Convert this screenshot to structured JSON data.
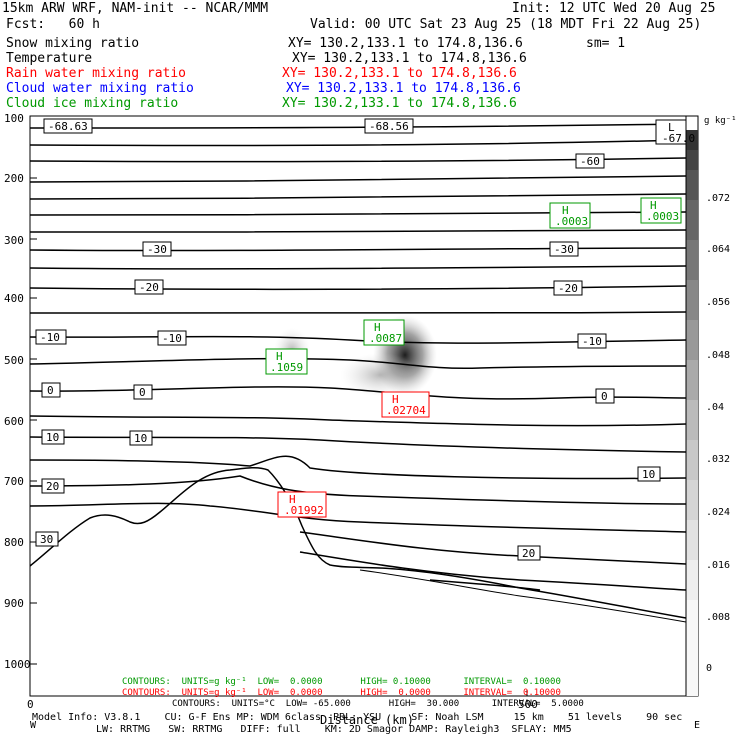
{
  "header": {
    "title": "15km ARW WRF, NAM-init -- NCAR/MMM",
    "init": "Init: 12 UTC Wed 20 Aug 25",
    "fcst": "Fcst:   60 h",
    "valid": "Valid: 00 UTC Sat 23 Aug 25 (18 MDT Fri 22 Aug 25)"
  },
  "fields": [
    {
      "label": "Snow mixing ratio",
      "xy": "XY= 130.2,133.1 to 174.8,136.6",
      "extra": "sm= 1",
      "color": "#000000"
    },
    {
      "label": "Temperature",
      "xy": "XY= 130.2,133.1 to 174.8,136.6",
      "extra": "",
      "color": "#000000"
    },
    {
      "label": "Rain water mixing ratio",
      "xy": "XY= 130.2,133.1 to 174.8,136.6",
      "extra": "",
      "color": "#ff0000"
    },
    {
      "label": "Cloud water mixing ratio",
      "xy": "XY= 130.2,133.1 to 174.8,136.6",
      "extra": "",
      "color": "#0000ff"
    },
    {
      "label": "Cloud ice mixing ratio",
      "xy": "XY= 130.2,133.1 to 174.8,136.6",
      "extra": "",
      "color": "#009900"
    }
  ],
  "footer": {
    "contours_green": "CONTOURS:  UNITS=g kg⁻¹  LOW=  0.0000       HIGH= 0.10000      INTERVAL=  0.10000",
    "contours_red": "CONTOURS:  UNITS=g kg⁻¹  LOW=  0.0000       HIGH=  0.0000      INTERVAL=  0.10000",
    "contours_temp": "CONTOURS:  UNITS=°C  LOW= -65.000       HIGH=  30.000      INTERVAL=  5.0000",
    "model_info_1": "Model Info: V3.8.1    CU: G-F Ens MP: WDM 6class  PBL: YSU     SF: Noah LSM     15 km    51 levels    90 sec",
    "model_info_2": "LW: RRTMG   SW: RRTMG   DIFF: full    KM: 2D Smagor DAMP: Rayleigh3  SFLAY: MM5",
    "xlabel": "Distance (km)",
    "bottom_left": "W",
    "bottom_right": "E",
    "x_ticks": [
      "0",
      "500"
    ]
  },
  "colors": {
    "snow_shade": "#777777",
    "terrain": "#000000",
    "isotherm": "#000000"
  },
  "chart_data": {
    "type": "cross-section",
    "y_ticks": [
      "100",
      "200",
      "300",
      "400",
      "500",
      "600",
      "700",
      "800",
      "900",
      "1000"
    ],
    "colorbar": {
      "units": "g kg⁻¹",
      "ticks": [
        "0",
        ".008",
        ".016",
        ".024",
        ".032",
        ".04",
        ".048",
        ".056",
        ".064",
        ".072"
      ]
    },
    "isotherms": [
      {
        "value": -60,
        "labels": [
          "-60"
        ]
      },
      {
        "value": -30,
        "labels": [
          "-30",
          "-30"
        ]
      },
      {
        "value": -20,
        "labels": [
          "-20",
          "-20"
        ]
      },
      {
        "value": -10,
        "labels": [
          "-10",
          "-10",
          "-10"
        ]
      },
      {
        "value": 0,
        "labels": [
          "0",
          "0",
          "0"
        ]
      },
      {
        "value": 10,
        "labels": [
          "10",
          "10",
          "10"
        ]
      },
      {
        "value": 20,
        "labels": [
          "20",
          "20"
        ]
      },
      {
        "value": 30,
        "labels": [
          "30"
        ]
      }
    ],
    "top_labels": [
      "-68.63",
      "-68.56",
      "-67.0"
    ],
    "extrema": [
      {
        "field": "cloud ice",
        "mark": "H",
        "value": ".0003"
      },
      {
        "field": "cloud ice",
        "mark": "H",
        "value": ".0003"
      },
      {
        "field": "cloud ice",
        "mark": "H",
        "value": ".0087"
      },
      {
        "field": "cloud ice",
        "mark": "H",
        "value": ".1059"
      },
      {
        "field": "rain water",
        "mark": "H",
        "value": ".02704"
      },
      {
        "field": "rain water",
        "mark": "H",
        "value": ".01992"
      }
    ],
    "top_corner_mark": "L"
  }
}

• • • • •

WORK TO BE COMPLETED:
Transcribe the records above verbatim. Do not carry over any picture.

RESULT:
Convert this screenshot to structured JSON data.
{
  "header": {
    "title": "15km ARW WRF, NAM-init -- NCAR/MMM",
    "init": "Init: 12 UTC Wed 20 Aug 25",
    "fcst": "Fcst:   60 h",
    "valid": "Valid: 00 UTC Sat 23 Aug 25 (18 MDT Fri 22 Aug 25)"
  },
  "fields": [
    {
      "label": "Snow mixing ratio",
      "xy": "XY= 130.2,133.1 to 174.8,136.6",
      "extra": "sm= 1",
      "color": "#000000"
    },
    {
      "label": "Temperature",
      "xy": "XY= 130.2,133.1 to 174.8,136.6",
      "extra": "",
      "color": "#000000"
    },
    {
      "label": "Rain water mixing ratio",
      "xy": "XY= 130.2,133.1 to 174.8,136.6",
      "extra": "",
      "color": "#ff0000"
    },
    {
      "label": "Cloud water mixing ratio",
      "xy": "XY= 130.2,133.1 to 174.8,136.6",
      "extra": "",
      "color": "#0000ff"
    },
    {
      "label": "Cloud ice mixing ratio",
      "xy": "XY= 130.2,133.1 to 174.8,136.6",
      "extra": "",
      "color": "#009900"
    }
  ],
  "footer": {
    "contours_green": "CONTOURS:  UNITS=g kg⁻¹  LOW=  0.0000       HIGH= 0.10000      INTERVAL=  0.10000",
    "contours_red": "CONTOURS:  UNITS=g kg⁻¹  LOW=  0.0000       HIGH=  0.0000      INTERVAL=  0.10000",
    "contours_temp": "CONTOURS:  UNITS=°C  LOW= -65.000       HIGH=  30.000      INTERVAL=  5.0000",
    "model_info_1": "Model Info: V3.8.1    CU: G-F Ens MP: WDM 6class  PBL: YSU     SF: Noah LSM     15 km    51 levels    90 sec",
    "model_info_2": "LW: RRTMG   SW: RRTMG   DIFF: full    KM: 2D Smagor DAMP: Rayleigh3  SFLAY: MM5",
    "xlabel": "Distance (km)",
    "bottom_left": "W",
    "bottom_right": "E",
    "x_ticks": [
      "0",
      "500"
    ]
  },
  "colors": {
    "snow_shade": "#777777",
    "terrain": "#000000",
    "isotherm": "#000000"
  },
  "chart_data": {
    "type": "cross-section",
    "y_ticks": [
      "100",
      "200",
      "300",
      "400",
      "500",
      "600",
      "700",
      "800",
      "900",
      "1000"
    ],
    "colorbar": {
      "units": "g kg⁻¹",
      "ticks": [
        "0",
        ".008",
        ".016",
        ".024",
        ".032",
        ".04",
        ".048",
        ".056",
        ".064",
        ".072"
      ]
    },
    "isotherms": [
      {
        "value": -60,
        "labels": [
          "-60"
        ]
      },
      {
        "value": -30,
        "labels": [
          "-30",
          "-30"
        ]
      },
      {
        "value": -20,
        "labels": [
          "-20",
          "-20"
        ]
      },
      {
        "value": -10,
        "labels": [
          "-10",
          "-10",
          "-10"
        ]
      },
      {
        "value": 0,
        "labels": [
          "0",
          "0",
          "0"
        ]
      },
      {
        "value": 10,
        "labels": [
          "10",
          "10",
          "10"
        ]
      },
      {
        "value": 20,
        "labels": [
          "20",
          "20"
        ]
      },
      {
        "value": 30,
        "labels": [
          "30"
        ]
      }
    ],
    "top_labels": [
      "-68.63",
      "-68.56",
      "-67.0"
    ],
    "extrema": [
      {
        "field": "cloud ice",
        "mark": "H",
        "value": ".0003"
      },
      {
        "field": "cloud ice",
        "mark": "H",
        "value": ".0003"
      },
      {
        "field": "cloud ice",
        "mark": "H",
        "value": ".0087"
      },
      {
        "field": "cloud ice",
        "mark": "H",
        "value": ".1059"
      },
      {
        "field": "rain water",
        "mark": "H",
        "value": ".02704"
      },
      {
        "field": "rain water",
        "mark": "H",
        "value": ".01992"
      }
    ],
    "top_corner_mark": "L"
  }
}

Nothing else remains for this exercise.